--- BEGIN Data ---

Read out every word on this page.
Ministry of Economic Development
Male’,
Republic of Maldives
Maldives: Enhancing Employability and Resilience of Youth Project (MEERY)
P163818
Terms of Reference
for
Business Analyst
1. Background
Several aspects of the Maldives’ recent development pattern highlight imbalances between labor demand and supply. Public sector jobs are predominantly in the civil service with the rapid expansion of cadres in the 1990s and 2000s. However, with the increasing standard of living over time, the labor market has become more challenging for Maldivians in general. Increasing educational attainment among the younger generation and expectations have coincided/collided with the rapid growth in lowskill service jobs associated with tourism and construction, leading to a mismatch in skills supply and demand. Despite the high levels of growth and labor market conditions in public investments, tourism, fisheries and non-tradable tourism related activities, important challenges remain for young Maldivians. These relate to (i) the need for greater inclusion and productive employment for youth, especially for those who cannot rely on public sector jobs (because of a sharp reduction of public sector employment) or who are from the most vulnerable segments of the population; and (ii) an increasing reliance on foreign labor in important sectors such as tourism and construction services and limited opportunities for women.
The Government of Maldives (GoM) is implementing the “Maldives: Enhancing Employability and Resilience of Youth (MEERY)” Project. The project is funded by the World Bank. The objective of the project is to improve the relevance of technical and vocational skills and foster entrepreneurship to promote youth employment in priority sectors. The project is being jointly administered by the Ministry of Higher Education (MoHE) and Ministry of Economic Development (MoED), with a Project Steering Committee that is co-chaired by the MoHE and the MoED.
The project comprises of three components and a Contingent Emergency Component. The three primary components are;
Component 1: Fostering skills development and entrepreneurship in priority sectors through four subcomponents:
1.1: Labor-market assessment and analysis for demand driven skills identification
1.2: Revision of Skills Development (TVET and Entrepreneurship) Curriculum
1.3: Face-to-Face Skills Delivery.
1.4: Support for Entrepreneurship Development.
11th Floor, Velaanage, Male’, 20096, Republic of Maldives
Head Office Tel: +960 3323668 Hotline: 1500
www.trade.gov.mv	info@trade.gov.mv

--- END Data ---

## Short task
Select all lines in the listing that include the word "MEERY".

## The completed task
Maldives: Enhancing Employability and Resilience of Youth Project (MEERY)
The Government of Maldives (GoM) is implementing the “Maldives: Enhancing Employability and Resilience of Youth (MEERY)” Project. The project is funded by the World Bank. The objective of the project is to improve the relevance of technical and vocational skills and foster entrepreneurship to promote youth employment in priority sectors. The project is being jointly administered by the Ministry of Higher Education (MoHE) and Ministry of Economic Development (MoED), with a Project Steering Committee that is co-chaired by the MoHE and the MoED.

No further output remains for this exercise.